## 取り組む課題
下に示す鳥猟犬の保護活動についての文章で、「イングリッシュポインター、イングリッシュセッターが」で始まる段落を箇条書きに改めてください。主な事実は残してください。

## 学習用の文章
-*-*-

鳥猟をするハンターのパートナーとして、鳥を探して居場所を知らせたり、鳥を飛び立たせたりといった役割をする「鳥猟犬」をご存知ですか?
毎年、冬から春にかけての猟期が終わると、病気や怪我、高齢などで猟ができなくなった犬が遺棄されるといいます。
千葉県市川市にて、鳥猟犬に特化した保護活動を行う「GUNDOG RESCUE CACI」が今週のチャリティー先。
「年を取ったから、病気になったから、鳥猟犬として使いものにならないという理由で遺棄される犬たちがいます」と話すのは、代表の金子理絵(かねこ・りえ)さん(60)。
活動について、お話を聞きました。
お話をお伺いした金子さん
GUNDOG RESCUE CACI(ガンドッグ レスキュー シーエーシーアイ)
千葉県市川市にシェルターを構え、鳥猟犬を専門に救済し、里親につなげる活動をしているボランティア団体です。
INTERVIEW & TEXT BY MEGUMI YAMAMOTO
RELEASE DATE:2025/04/07
シェルターの様子。「1頭1頭、ゆとりのあるケージで過ごします。ストレスにならないよう、お互いが見えないように配慮しています」
──今日はよろしくお願いします。最初に、団体のご活動について教えてください。
金子:
もともとは鳥猟犬に限らず犬の保護活動をしていました。
活動拠点である千葉県では、保健所に収容される鳥猟犬の数が他県に比べ圧倒的に多かったんですよね。都心から近い猟場が多くあるため、遺棄数や迷子が多かったのだと思います。
当時、猟犬は危険種として殺処分対象でした。殺処分を減らすために「助けてもらえるチャンスの少ない犬を率先して保護しよう」「もう鳥猟犬を使い捨てにさせない」とその時、強く思ったんですね。
そして2008年から、鳥猟犬に特化して活動をしています。
譲渡会の様子。「毎月1回、市川市のドッグランを貸切り、譲渡会を開催しています。里親募集中の鳥猟犬達をボランティアスタッフが愛情込めて見守ります」
──鳥猟犬とはどのような犬なのですか。
金子:
イングリッシュポインター、イングリッシュセッターが主な犬種として挙げられます。ペットショップで販売されることは珍しく、ほとんどが猟犬専門の犬舎からの購入、もしくは個人間での譲渡しか、入手経路はありません。

-*-*-

## 保存データ
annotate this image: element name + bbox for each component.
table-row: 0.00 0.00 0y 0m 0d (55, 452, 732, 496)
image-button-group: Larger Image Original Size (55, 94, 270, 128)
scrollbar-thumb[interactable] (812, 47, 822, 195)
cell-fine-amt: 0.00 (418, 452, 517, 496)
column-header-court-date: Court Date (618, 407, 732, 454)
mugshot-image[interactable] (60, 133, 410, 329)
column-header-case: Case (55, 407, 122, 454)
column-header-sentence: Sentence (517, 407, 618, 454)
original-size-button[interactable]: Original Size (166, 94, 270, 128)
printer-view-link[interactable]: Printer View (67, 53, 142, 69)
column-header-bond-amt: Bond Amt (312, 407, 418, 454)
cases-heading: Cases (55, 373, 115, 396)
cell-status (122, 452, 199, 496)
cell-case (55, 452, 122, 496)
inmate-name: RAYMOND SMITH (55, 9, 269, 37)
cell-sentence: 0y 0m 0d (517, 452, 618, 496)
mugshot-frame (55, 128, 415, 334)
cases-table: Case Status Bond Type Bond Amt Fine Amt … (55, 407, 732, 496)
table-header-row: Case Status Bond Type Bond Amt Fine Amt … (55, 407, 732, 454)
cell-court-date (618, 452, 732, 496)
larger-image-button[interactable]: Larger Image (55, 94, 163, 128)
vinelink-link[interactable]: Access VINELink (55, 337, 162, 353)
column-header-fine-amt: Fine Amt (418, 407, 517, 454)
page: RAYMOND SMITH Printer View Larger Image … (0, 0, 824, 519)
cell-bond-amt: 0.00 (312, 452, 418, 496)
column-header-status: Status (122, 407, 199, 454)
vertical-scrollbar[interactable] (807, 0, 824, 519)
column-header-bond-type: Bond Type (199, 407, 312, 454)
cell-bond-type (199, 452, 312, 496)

-*-*-

## 課題の解答
・主な犬種はイングリッシュポインターとイングリッシュセッターである。
・ペットショップで販売されることは珍しい。
・入手経路は、ほとんどが猟犬専門の犬舎からの購入か、個人間での譲渡に限られる。